• What to produce
Repeat every line below exactly, word for word.

• Records supplied

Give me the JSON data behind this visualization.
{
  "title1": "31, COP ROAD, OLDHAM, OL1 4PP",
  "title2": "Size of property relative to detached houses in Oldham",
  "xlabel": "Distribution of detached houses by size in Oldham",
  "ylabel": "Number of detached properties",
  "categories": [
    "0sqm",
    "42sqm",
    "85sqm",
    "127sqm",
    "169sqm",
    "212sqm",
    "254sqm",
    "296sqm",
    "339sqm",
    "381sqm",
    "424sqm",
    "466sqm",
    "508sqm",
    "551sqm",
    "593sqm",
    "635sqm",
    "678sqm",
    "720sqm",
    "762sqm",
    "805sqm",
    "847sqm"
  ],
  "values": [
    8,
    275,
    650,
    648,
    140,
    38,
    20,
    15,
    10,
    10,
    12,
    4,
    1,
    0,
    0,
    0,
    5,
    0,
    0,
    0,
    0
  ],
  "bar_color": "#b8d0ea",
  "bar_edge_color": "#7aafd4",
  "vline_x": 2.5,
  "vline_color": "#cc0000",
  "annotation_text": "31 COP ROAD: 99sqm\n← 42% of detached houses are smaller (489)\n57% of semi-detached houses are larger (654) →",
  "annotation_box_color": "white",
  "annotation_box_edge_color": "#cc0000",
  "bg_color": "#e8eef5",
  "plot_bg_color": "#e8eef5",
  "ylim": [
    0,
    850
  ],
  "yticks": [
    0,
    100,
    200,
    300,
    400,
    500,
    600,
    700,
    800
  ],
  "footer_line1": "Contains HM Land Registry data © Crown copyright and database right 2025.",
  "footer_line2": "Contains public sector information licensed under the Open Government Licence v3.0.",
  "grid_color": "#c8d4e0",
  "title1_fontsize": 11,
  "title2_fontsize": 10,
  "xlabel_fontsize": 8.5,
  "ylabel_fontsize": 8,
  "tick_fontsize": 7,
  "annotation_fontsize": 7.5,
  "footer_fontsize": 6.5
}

• In response
Give me the JSON data behind this visualization.
{
  "title1": "31, COP ROAD, OLDHAM, OL1 4PP",
  "title2": "Size of property relative to detached houses in Oldham",
  "xlabel": "Distribution of detached houses by size in Oldham",
  "ylabel": "Number of detached properties",
  "categories": [
    "0sqm",
    "42sqm",
    "85sqm",
    "127sqm",
    "169sqm",
    "212sqm",
    "254sqm",
    "296sqm",
    "339sqm",
    "381sqm",
    "424sqm",
    "466sqm",
    "508sqm",
    "551sqm",
    "593sqm",
    "635sqm",
    "678sqm",
    "720sqm",
    "762sqm",
    "805sqm",
    "847sqm"
  ],
  "values": [
    8,
    275,
    650,
    648,
    140,
    38,
    20,
    15,
    10,
    10,
    12,
    4,
    1,
    0,
    0,
    0,
    5,
    0,
    0,
    0,
    0
  ],
  "bar_color": "#b8d0ea",
  "bar_edge_color": "#7aafd4",
  "vline_x": 2.5,
  "vline_color": "#cc0000",
  "annotation_text": "31 COP ROAD: 99sqm\n← 42% of detached houses are smaller (489)\n57% of semi-detached houses are larger (654) →",
  "annotation_box_color": "white",
  "annotation_box_edge_color": "#cc0000",
  "bg_color": "#e8eef5",
  "plot_bg_color": "#e8eef5",
  "ylim": [
    0,
    850
  ],
  "yticks": [
    0,
    100,
    200,
    300,
    400,
    500,
    600,
    700,
    800
  ],
  "footer_line1": "Contains HM Land Registry data © Crown copyright and database right 2025.",
  "footer_line2": "Contains public sector information licensed under the Open Government Licence v3.0.",
  "grid_color": "#c8d4e0",
  "title1_fontsize": 11,
  "title2_fontsize": 10,
  "xlabel_fontsize": 8.5,
  "ylabel_fontsize": 8,
  "tick_fontsize": 7,
  "annotation_fontsize": 7.5,
  "footer_fontsize": 6.5
}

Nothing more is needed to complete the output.